**Requisitos de tareas**
1 - Transcribe del texto sobre Verónica todo lo que va desde "Pero me gustaría, antes" hasta "sobre las personas.".
2 - Indica si cada afirmación concuerda con el texto sobre Verónica y cita las palabras del texto que lo deciden: (a) quien narra tiene cincuenta años; (b) Verónica pidió que el auto se acercara más al cordón; (c) las varas de bambú tenían agarraderas de lana tejida.

**Texto proporcionado**
/---
Pero me gustaría, antes de seguir, contar más cosas sobre Verónica. Supongo que Verónica tiene muchos menos años que yo —que tengo cincuenta—, pero no podría asegurarlo porque su rostro luce avejentado por los rasgos del síndrome de Down. Eso sin contar que soy pésimo para calcular la edad; lo que me hace vivir momentos incómodos, sobre todo cuando doy más años de los que la gente tiene. Me sentiría más cómodo, cuando me preguntan, si pudiera decir la edad que siento que tengo, que siento que la gente tiene. Creo que sería más justo y, de alguna manera, estaría diciendo más cosas sobre mí. La edad del documento sólo es otro parámetro, una etiqueta recortada que apenas si dice algo sobre las personas.

Cuando vi salir a Verónica del edificio donde vive me apresuré a desabrocharme el cinturón y a salir del auto para ayudarla a subir. Ella venía caminando sostenida por dos gruesas varas de bambú a las que le había puesto unas agarraderas de lana tejida. Se ayudaba con eso para caminar porque sus pies están torcidos hacia adentro. Las varas la ayudan a mantener el equilibrio. Le pregunté si quería poner el auto más cerca del cordón. Me dijo que no hacía falta, que le sostuviera la puerta y las varas mientras ella intentaba sentarse sola. Al final lo logró. Acomodé las varas en el asiento de atrás junto a ella y salimos hacia la clínica.
\---
**Material mostrado**
/---
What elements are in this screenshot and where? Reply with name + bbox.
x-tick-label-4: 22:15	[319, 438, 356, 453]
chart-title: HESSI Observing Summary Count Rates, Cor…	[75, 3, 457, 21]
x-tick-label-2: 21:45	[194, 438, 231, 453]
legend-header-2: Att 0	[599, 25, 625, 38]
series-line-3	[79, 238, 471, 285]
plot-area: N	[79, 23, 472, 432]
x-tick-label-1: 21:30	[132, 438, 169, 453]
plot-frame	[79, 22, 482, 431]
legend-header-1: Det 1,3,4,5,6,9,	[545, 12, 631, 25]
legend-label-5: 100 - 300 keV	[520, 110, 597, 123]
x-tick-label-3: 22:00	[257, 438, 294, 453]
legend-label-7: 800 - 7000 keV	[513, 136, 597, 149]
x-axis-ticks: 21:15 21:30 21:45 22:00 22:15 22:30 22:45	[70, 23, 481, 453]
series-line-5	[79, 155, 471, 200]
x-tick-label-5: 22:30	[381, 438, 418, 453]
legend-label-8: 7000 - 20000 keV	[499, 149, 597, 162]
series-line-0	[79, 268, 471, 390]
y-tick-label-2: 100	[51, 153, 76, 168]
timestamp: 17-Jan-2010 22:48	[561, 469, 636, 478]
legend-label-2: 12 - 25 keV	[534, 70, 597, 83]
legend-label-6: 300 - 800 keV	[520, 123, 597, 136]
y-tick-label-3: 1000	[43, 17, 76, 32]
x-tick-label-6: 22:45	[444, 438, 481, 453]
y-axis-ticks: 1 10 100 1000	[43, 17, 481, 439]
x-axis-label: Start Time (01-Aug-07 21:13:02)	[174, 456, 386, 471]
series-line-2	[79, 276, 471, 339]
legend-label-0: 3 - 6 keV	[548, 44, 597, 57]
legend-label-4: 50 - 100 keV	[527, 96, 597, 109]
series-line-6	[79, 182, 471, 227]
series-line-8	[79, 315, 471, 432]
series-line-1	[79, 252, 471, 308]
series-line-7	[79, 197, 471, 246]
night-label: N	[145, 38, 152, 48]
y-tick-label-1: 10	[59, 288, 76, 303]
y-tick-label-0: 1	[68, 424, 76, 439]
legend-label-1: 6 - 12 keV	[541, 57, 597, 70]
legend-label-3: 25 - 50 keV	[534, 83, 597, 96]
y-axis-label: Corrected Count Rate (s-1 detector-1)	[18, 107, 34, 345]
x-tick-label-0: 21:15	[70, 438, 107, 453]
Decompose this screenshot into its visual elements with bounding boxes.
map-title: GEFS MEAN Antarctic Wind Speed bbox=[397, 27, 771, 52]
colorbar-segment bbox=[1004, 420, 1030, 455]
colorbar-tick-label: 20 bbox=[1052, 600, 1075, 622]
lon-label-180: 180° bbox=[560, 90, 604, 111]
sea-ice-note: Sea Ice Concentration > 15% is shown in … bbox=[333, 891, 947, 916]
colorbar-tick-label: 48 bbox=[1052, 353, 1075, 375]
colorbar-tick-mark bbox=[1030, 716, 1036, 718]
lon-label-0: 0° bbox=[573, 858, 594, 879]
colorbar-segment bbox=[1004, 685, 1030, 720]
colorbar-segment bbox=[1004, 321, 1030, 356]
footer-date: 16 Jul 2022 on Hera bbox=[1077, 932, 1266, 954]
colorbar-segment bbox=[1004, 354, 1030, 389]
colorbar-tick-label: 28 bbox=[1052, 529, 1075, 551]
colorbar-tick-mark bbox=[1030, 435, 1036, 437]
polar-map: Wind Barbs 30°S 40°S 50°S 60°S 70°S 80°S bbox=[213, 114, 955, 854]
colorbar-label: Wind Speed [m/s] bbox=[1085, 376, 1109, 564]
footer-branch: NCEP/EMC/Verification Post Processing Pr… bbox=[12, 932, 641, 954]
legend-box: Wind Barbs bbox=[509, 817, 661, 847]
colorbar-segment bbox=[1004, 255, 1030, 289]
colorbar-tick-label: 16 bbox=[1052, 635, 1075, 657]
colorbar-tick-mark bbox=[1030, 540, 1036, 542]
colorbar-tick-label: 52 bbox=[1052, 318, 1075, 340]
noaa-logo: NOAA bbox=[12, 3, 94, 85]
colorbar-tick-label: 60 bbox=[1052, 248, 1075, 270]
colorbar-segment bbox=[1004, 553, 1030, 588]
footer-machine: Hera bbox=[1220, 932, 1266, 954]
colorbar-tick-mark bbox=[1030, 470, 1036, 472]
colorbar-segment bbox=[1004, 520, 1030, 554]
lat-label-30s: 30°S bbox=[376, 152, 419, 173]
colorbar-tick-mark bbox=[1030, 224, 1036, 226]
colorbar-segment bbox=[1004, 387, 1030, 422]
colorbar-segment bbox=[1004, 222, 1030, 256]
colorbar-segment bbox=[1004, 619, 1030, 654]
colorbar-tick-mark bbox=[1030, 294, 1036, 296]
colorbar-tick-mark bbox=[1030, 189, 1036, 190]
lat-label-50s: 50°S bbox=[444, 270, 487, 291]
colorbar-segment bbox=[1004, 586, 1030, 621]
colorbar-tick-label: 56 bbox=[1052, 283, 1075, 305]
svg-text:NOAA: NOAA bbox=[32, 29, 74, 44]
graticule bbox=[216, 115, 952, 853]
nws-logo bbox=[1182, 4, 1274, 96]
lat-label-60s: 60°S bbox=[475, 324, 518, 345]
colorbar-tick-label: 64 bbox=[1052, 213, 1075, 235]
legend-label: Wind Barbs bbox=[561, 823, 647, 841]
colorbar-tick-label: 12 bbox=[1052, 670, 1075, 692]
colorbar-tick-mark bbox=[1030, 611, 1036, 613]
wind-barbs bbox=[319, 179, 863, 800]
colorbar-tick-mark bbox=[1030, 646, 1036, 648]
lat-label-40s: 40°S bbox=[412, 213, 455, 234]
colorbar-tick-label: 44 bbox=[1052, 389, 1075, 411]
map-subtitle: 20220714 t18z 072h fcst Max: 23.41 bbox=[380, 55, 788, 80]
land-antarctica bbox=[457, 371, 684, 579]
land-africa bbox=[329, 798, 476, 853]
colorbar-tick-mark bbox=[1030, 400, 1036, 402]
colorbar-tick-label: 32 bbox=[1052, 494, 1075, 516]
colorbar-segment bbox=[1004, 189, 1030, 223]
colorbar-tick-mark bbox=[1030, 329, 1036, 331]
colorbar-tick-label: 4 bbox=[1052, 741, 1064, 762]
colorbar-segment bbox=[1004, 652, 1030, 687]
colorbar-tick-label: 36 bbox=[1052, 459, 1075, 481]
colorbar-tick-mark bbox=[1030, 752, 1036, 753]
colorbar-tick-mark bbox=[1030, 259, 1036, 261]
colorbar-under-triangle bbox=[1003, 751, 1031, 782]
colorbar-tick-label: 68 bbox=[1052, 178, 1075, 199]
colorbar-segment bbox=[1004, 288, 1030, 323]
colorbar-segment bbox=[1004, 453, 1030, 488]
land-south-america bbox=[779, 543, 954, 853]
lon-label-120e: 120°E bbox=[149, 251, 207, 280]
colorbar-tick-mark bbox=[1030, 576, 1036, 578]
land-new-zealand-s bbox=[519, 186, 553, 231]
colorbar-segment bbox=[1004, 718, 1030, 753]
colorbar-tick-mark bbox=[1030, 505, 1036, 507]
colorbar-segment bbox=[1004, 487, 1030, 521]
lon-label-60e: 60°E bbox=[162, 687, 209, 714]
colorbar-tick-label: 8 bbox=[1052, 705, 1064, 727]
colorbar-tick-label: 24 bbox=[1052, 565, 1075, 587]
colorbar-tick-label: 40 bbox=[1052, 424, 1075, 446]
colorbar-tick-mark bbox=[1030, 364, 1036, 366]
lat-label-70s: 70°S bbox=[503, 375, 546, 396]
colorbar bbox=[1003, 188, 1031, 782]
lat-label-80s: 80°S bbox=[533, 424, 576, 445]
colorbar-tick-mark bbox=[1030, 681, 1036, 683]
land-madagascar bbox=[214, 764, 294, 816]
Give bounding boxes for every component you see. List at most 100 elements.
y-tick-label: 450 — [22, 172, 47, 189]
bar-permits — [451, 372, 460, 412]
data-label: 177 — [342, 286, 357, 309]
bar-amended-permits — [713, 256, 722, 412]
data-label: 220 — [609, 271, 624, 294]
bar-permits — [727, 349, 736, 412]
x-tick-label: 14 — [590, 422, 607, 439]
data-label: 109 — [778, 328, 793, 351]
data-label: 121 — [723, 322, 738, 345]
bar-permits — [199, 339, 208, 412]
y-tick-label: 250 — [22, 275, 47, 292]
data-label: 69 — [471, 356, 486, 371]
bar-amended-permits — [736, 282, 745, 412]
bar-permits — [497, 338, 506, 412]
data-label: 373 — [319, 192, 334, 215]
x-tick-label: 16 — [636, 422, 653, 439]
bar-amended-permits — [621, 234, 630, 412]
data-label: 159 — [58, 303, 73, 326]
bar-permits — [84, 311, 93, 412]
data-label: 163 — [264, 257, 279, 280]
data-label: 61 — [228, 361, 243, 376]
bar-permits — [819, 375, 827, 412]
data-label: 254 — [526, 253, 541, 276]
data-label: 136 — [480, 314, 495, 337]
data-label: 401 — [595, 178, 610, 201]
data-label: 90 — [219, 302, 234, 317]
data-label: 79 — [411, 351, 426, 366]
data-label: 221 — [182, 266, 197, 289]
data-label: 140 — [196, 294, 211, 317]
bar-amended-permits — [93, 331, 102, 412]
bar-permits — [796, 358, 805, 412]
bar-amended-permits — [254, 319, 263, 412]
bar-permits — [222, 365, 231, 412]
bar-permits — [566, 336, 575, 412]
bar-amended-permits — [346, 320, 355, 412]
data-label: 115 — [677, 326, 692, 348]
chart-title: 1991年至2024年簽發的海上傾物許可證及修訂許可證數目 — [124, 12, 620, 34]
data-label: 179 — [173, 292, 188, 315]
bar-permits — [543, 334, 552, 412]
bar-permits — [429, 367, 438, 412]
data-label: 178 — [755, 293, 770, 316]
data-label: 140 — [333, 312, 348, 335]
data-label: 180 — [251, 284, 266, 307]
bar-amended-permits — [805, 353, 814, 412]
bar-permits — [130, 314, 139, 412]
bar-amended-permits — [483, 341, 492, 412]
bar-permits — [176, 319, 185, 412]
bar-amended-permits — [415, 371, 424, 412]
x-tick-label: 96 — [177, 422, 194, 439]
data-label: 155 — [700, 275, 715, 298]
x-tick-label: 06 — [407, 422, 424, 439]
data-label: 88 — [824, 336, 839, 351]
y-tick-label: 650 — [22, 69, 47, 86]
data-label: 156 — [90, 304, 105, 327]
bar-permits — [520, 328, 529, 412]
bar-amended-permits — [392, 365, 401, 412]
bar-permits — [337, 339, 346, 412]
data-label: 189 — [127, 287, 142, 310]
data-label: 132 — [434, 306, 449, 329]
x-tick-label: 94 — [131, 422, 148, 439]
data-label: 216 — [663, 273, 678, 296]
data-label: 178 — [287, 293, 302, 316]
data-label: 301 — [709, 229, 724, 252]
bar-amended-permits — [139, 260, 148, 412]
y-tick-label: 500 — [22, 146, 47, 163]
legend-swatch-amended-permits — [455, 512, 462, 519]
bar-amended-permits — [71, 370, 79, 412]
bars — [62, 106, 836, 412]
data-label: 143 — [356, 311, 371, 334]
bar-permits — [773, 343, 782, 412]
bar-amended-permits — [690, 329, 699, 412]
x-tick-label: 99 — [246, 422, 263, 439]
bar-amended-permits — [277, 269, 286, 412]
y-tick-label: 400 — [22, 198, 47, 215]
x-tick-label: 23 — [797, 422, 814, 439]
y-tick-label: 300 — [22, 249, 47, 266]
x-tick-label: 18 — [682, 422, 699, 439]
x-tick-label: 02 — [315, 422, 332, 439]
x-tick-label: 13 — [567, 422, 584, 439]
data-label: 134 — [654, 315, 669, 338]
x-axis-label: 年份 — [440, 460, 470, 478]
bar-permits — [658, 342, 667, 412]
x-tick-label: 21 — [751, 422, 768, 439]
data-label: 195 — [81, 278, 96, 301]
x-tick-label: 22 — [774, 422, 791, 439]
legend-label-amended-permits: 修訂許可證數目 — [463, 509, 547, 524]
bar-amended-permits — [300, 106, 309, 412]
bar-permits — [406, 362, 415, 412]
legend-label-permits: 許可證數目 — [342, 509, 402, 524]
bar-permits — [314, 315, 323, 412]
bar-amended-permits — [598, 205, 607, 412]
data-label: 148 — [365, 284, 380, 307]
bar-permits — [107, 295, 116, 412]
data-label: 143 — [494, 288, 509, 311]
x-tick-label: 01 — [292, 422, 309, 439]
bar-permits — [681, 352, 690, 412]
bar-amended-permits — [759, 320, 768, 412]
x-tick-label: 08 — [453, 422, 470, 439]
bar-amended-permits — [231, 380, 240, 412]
\---
**Respuestas por tarea**
1 -
Pero me gustaría, antes de seguir, contar más cosas sobre Verónica. Supongo que Verónica tiene muchos menos años que yo —que tengo cincuenta—, pero no podría asegurarlo porque su rostro luce avejentado por los rasgos del síndrome de Down. Eso sin contar que soy pésimo para calcular la edad; lo que me hace vivir momentos incómodos, sobre todo cuando doy más años de los que la gente tiene. Me sentiría más cómodo, cuando me preguntan, si pudiera decir la edad que siento que tengo, que siento que la gente tiene. Creo que sería más justo y, de alguna manera, estaría diciendo más cosas sobre mí. La edad del documento sólo es otro parámetro, una etiqueta recortada que apenas si dice algo sobre las personas.

2 -
(a) Sí: "que tengo cincuenta".
(b) No: "Me dijo que no hacía falta".
(c) Sí: "a las que le había puesto unas agarraderas de lana tejida".